[START OF TASK INPUTS]

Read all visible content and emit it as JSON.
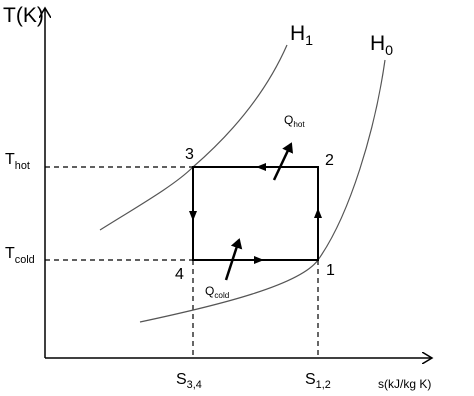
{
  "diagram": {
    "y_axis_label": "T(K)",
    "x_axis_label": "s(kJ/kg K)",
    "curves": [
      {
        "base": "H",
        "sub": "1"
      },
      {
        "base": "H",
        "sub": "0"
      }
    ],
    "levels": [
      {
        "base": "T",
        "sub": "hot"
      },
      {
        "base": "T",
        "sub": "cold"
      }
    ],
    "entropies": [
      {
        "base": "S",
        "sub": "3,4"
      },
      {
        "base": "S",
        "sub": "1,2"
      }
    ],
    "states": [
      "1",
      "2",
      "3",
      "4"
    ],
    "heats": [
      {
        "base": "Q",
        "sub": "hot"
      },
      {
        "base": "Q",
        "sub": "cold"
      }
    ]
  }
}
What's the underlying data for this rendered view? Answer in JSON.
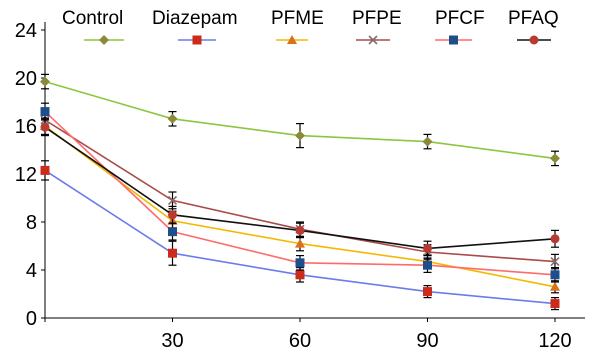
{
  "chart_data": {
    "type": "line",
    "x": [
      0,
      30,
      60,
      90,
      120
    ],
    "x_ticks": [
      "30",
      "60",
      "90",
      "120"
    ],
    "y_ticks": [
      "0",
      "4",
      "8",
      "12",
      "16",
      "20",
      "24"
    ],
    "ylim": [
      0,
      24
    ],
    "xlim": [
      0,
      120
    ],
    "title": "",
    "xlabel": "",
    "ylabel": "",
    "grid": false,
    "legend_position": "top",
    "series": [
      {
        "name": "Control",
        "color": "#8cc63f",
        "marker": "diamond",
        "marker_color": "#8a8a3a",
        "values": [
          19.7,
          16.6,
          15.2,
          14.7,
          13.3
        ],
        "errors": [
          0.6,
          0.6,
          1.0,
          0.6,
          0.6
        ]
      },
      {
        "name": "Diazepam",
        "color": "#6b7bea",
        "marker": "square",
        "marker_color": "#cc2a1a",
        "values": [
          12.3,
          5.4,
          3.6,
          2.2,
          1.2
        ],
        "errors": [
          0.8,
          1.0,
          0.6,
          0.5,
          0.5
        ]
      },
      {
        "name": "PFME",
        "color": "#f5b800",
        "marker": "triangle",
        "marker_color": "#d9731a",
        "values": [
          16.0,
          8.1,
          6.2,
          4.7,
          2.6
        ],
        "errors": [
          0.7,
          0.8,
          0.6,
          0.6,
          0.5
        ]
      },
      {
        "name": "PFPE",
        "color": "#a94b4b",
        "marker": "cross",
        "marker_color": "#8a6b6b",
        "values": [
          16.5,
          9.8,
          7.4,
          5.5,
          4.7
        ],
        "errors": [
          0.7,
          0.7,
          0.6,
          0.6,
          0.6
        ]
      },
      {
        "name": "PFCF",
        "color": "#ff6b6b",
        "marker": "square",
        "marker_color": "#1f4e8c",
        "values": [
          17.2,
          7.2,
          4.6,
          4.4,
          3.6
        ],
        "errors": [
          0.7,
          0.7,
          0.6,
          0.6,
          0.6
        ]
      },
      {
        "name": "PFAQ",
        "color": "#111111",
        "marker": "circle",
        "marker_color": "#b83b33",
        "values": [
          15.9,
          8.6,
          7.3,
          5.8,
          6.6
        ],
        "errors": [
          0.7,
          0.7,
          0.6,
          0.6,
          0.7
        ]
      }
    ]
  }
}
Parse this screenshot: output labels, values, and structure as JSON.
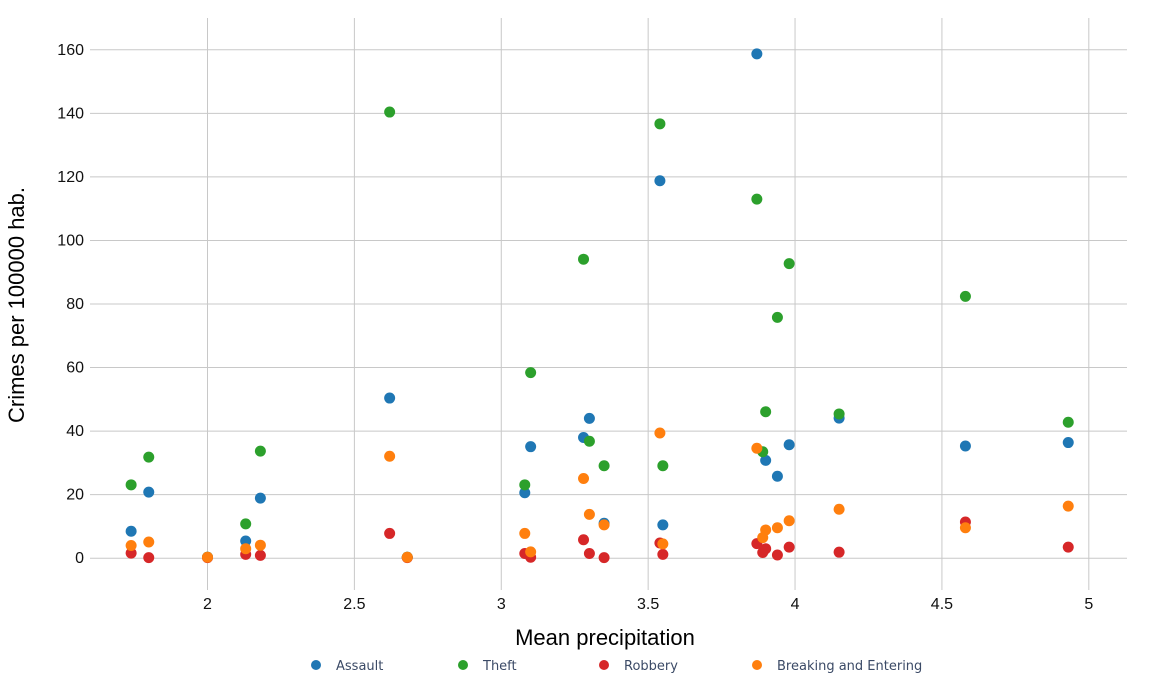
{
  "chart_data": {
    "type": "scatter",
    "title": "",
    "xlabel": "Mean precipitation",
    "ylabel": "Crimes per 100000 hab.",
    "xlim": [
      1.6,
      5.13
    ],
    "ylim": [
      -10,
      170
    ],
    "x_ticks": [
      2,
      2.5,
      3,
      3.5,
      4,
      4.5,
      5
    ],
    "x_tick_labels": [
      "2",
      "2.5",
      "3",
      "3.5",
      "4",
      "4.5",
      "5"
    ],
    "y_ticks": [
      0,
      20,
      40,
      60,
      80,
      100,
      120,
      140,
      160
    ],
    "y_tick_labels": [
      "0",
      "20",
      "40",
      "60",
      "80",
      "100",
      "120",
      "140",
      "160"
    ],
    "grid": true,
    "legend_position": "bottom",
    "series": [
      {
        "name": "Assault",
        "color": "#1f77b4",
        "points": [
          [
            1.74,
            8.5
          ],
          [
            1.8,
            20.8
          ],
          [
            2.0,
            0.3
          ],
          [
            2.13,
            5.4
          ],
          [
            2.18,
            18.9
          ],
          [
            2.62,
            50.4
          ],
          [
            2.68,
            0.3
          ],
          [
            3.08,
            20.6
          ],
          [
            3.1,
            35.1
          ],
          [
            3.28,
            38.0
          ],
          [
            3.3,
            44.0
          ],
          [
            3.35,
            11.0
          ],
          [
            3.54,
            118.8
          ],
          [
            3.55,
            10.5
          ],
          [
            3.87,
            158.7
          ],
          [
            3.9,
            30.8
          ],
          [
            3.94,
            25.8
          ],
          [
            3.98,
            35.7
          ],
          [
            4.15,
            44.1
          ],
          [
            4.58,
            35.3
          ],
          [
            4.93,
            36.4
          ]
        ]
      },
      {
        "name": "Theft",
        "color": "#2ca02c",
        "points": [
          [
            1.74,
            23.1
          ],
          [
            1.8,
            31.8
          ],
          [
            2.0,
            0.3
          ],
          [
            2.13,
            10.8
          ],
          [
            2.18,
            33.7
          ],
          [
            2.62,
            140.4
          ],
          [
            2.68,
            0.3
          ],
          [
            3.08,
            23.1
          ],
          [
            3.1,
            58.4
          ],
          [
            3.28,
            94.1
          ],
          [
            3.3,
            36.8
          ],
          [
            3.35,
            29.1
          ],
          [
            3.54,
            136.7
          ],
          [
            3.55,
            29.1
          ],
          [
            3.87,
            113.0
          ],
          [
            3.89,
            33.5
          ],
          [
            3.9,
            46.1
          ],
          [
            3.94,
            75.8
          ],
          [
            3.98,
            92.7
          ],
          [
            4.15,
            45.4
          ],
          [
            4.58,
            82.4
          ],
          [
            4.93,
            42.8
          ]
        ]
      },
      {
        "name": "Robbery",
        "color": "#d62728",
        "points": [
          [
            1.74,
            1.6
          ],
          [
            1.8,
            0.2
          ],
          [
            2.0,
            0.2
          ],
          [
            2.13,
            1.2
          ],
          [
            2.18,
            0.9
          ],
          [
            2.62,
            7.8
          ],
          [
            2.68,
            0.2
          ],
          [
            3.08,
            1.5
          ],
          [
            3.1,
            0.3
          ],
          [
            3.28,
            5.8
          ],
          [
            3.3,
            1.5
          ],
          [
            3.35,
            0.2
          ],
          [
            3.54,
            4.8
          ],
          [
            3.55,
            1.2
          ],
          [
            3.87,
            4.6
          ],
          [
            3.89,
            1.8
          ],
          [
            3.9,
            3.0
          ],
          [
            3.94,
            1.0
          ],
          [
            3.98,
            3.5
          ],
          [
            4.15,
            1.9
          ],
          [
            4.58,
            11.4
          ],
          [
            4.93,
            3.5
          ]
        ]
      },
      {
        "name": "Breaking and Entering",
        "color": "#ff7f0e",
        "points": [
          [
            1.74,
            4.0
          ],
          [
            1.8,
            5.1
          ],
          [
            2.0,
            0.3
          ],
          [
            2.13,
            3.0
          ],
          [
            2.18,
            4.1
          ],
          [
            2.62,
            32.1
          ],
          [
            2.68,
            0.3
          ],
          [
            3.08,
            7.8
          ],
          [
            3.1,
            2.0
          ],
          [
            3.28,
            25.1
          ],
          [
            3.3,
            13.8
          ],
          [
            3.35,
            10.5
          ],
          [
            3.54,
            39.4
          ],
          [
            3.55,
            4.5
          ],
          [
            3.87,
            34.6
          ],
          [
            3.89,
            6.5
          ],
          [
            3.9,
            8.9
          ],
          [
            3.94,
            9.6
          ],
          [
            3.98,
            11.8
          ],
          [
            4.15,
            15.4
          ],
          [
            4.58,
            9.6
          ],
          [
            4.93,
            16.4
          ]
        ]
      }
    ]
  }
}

[END OF TASK INPUTS]

Copy all lines from the entries that contain the word "JSON".

Read all visible content and emit it as JSON.
What's the underlying data for this rendered view? Answer in JSON.
Parse this screenshot: output labels, values, and structure as JSON.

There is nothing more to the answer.